# [Passage]

Technical Field
The disclosure relates in generally related to a buffer cache device, the method for managing the same and the application system thereof, and more particularly to a hybrid buffer cache device having multi-level cache memories, the method for managing the same and the application system thereof.
Description of the Related Art
Buffer cache is the technique of storing a copy of data temporarily in rapidly-accessible storage media local to the processing unit (PU) and separate from the bulk/main storage device to provide the PU a quick access without referring back to the bulk storage device when the data is frequently requested, so as to improve the response/execution time of the operation system.
Typically, a traditional buffer cache device applies a dynamic random access memory (DRAM) as the rapidly-accessible storage media. However, the DRAM is a volatile memory, data stored in the DRAM cache may loss when the power supply is removed, and the file system may enter an inconsistent state upon sudden system crashes. To this end, the frequent synchronous writes are generated to ensure the data being stored to the bulk storage device. However, this approach may deteriorated the system operation efficiency.
In order to alleviate the previous problems, recently researches propose using a phase change memory (PCM) as the buffer cache. PCM that has several advantages such as much higher speed and endurance than a flash memory is considered as one of the most promising technologies for next generation non-volatile memory. However, PCM has some disadvantages such as longer write latency and shorter lifetime than DRAM. Furthermore, PCM can only write a limited data bytes, such as at most 32 bytes, in parallel due to the write power limitation, this may prolong serious write latency compared to the DRAM buffer cache. It seems to not be a proper approach to use PCM as the sole storage media of a buffer cache device.
Therefore, there is a need of providing an improved buffer cache device, the method for managing the same and the application systems thereof to obviate the drawbacks encountered from the prior art.
One aspect of the present invention is to provide a buffer cache device that is used to get at least one data from at least one application, wherein the buffer cache device includes a first-level cache memory, a second-level cache memory and a controller. The first-level cache memory is used to receive and store the data. The second-level cache memory has a memory cell architecture different from that of the first-level cache memory. The controller is used to write the data stored in the first-level cache memory into the second-level cache memory.

# [Provided records]

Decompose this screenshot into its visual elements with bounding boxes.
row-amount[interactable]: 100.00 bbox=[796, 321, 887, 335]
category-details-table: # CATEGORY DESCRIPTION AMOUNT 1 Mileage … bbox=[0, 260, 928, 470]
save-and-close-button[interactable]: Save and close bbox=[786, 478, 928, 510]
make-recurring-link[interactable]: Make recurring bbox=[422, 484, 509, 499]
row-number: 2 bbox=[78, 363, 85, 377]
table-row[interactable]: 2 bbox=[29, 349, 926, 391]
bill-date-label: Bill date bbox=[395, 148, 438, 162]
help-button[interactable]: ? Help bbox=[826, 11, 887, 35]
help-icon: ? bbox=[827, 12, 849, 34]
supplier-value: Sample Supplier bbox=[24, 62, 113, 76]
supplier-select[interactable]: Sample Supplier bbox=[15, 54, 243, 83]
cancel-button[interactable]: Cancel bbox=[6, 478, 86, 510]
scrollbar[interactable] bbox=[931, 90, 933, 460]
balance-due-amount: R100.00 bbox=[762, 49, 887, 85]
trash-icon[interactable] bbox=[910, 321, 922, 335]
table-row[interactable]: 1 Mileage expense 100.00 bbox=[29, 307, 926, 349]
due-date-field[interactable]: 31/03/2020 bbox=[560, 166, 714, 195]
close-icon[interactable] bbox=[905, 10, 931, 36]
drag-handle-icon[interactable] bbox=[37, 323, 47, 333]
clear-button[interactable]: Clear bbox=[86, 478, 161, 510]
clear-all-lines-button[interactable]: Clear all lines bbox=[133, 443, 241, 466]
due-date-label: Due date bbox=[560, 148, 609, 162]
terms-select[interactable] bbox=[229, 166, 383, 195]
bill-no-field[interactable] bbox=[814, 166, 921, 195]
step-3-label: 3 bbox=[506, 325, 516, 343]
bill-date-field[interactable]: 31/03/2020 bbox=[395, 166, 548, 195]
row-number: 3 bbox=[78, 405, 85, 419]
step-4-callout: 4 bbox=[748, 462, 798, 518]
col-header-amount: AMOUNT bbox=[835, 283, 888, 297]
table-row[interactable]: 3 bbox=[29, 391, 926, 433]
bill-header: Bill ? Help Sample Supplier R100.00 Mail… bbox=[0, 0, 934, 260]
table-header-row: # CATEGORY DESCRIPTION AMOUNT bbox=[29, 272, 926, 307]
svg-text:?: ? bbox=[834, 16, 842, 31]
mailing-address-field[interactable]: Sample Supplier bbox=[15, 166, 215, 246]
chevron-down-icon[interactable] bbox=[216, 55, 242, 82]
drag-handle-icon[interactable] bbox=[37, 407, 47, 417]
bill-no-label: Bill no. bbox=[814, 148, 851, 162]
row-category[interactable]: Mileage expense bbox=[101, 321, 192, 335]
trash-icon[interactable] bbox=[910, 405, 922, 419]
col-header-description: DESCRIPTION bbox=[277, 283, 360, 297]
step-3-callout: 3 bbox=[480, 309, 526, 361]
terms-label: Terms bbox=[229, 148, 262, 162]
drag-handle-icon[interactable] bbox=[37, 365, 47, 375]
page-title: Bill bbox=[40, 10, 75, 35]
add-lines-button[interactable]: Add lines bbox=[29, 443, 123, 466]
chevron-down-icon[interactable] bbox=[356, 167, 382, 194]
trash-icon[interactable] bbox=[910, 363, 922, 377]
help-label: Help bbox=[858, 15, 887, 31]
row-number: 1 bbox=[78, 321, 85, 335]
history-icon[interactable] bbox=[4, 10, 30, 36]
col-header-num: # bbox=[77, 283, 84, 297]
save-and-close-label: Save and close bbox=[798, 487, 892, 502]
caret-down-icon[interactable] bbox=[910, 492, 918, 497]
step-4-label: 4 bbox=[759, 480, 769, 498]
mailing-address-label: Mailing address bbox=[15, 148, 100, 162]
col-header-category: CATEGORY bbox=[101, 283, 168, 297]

# [The request]
Reproduce the portion of the buffer cache passage starting at "Therefore, there is" and ending at "second-level cache memory.".

# [Exercise response]
Therefore, there is a need of providing an improved buffer cache device, the method for managing the same and the application systems thereof to obviate the drawbacks encountered from the prior art.
One aspect of the present invention is to provide a buffer cache device that is used to get at least one data from at least one application, wherein the buffer cache device includes a first-level cache memory, a second-level cache memory and a controller. The first-level cache memory is used to receive and store the data. The second-level cache memory has a memory cell architecture different from that of the first-level cache memory. The controller is used to write the data stored in the first-level cache memory into the second-level cache memory.